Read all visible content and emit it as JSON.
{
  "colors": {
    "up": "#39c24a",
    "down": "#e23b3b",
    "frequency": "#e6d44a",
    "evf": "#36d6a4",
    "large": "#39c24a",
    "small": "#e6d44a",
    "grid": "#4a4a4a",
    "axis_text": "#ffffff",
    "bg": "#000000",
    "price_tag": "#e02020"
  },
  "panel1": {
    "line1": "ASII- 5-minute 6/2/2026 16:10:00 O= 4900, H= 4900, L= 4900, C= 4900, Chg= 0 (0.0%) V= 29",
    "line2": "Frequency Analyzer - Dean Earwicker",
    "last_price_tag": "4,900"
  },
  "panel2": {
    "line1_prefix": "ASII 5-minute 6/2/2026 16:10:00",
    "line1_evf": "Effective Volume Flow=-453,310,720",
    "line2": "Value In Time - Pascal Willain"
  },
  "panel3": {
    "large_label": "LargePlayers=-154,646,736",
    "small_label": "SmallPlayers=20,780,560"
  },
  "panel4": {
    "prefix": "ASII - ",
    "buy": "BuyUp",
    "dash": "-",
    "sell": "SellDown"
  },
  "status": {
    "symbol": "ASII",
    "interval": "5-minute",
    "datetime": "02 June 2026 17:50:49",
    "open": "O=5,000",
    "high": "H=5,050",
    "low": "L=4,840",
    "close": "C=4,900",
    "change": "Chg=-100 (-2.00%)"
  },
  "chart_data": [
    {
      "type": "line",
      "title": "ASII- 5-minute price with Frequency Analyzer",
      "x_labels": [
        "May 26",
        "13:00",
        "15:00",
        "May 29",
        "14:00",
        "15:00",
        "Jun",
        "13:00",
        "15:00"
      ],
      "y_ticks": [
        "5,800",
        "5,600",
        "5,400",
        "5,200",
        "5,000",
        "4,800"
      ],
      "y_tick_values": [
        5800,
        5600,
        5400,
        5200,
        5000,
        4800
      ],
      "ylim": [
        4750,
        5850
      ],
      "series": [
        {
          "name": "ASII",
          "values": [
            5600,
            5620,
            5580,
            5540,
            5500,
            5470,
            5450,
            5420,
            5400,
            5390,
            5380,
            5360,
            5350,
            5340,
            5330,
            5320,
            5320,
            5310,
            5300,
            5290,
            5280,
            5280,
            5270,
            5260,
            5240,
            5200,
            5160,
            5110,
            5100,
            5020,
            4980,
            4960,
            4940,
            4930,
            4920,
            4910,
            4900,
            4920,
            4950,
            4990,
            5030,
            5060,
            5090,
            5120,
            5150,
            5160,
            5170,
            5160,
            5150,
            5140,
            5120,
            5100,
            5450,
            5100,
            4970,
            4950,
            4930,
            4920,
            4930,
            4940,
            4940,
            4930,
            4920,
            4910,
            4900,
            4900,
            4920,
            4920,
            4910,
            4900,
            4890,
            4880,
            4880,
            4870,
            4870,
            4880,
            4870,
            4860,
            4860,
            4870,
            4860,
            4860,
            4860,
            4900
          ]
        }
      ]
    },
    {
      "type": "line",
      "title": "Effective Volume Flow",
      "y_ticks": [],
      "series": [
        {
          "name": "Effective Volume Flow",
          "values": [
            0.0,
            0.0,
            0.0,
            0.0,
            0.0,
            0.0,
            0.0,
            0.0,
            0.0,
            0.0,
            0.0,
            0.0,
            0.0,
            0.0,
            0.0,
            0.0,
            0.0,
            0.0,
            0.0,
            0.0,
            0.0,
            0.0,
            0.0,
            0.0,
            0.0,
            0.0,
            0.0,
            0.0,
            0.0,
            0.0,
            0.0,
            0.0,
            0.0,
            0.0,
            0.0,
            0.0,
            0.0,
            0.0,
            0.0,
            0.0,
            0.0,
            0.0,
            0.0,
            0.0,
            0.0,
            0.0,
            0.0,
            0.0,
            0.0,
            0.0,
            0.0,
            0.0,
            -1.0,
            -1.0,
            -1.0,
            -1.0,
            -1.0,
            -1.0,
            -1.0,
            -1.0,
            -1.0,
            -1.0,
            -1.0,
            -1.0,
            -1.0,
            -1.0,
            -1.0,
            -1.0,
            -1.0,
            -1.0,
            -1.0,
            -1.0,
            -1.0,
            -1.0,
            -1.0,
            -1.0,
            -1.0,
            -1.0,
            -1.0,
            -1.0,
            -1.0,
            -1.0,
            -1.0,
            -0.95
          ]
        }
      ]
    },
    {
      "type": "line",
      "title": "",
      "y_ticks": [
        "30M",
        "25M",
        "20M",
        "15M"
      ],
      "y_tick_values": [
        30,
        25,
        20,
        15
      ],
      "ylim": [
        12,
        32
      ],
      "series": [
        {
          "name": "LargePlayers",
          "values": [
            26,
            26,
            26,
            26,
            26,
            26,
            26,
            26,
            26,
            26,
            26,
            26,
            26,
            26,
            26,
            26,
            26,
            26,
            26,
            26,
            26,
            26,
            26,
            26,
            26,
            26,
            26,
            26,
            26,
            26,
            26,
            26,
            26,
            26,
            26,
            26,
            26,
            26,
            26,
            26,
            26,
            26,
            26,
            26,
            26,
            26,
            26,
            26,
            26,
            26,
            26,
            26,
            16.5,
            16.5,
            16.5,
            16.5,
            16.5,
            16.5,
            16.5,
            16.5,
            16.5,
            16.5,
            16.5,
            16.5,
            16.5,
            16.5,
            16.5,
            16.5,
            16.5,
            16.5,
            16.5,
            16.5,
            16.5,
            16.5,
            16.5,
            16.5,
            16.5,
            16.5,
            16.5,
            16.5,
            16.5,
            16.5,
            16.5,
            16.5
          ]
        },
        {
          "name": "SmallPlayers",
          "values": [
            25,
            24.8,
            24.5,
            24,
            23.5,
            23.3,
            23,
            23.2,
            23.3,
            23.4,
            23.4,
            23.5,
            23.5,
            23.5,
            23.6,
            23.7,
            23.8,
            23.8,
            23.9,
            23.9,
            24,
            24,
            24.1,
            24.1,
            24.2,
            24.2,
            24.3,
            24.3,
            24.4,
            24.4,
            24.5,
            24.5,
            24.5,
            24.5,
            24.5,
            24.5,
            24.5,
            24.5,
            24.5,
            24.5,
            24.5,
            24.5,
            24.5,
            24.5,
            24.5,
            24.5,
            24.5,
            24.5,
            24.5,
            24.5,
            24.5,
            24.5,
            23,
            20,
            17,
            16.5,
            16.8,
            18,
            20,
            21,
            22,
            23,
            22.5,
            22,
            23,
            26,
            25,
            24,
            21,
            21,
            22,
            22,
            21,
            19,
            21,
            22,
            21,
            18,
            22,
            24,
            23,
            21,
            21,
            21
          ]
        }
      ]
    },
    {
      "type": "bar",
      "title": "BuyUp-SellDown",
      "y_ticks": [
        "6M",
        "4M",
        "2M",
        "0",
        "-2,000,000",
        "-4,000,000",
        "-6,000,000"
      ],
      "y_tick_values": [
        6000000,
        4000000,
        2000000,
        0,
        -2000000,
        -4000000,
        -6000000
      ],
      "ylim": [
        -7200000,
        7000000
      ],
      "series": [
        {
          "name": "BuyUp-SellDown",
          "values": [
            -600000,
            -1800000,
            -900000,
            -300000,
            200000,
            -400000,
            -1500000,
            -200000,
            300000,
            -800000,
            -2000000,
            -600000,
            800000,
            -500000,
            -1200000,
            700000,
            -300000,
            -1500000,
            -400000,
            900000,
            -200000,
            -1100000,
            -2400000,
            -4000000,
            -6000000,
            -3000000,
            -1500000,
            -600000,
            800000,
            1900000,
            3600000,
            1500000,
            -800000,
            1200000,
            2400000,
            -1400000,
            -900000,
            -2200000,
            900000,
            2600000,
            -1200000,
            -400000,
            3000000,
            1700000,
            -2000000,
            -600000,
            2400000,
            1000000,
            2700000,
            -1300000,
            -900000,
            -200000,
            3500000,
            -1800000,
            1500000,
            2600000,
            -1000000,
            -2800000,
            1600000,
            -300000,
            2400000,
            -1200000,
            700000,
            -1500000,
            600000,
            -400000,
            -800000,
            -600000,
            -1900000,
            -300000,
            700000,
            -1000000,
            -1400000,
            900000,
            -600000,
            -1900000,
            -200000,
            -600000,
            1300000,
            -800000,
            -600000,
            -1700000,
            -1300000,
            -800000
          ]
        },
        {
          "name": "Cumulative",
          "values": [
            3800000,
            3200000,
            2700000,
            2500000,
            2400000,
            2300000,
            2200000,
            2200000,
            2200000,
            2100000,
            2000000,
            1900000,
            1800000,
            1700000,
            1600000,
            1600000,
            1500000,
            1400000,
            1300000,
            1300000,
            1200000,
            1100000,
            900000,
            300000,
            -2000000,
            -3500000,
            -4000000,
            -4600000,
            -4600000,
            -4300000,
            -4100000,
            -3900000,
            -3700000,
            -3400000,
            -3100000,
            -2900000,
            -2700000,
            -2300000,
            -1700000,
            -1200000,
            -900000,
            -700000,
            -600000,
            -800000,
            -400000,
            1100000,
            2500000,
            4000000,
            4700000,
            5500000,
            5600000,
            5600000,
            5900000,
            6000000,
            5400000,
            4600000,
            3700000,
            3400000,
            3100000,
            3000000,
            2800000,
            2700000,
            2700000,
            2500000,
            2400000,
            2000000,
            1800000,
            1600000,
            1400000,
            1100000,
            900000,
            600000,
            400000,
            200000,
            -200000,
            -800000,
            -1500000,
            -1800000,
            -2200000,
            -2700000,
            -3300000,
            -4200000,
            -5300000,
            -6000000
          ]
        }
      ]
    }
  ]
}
##############################
**TASK BRIEF:**
Go through the records and copy each line with "BuyUp" in it.

**TASK ANSWER:**
    "buy": "BuyUp",
      "title": "BuyUp-SellDown",
          "name": "BuyUp-SellDown",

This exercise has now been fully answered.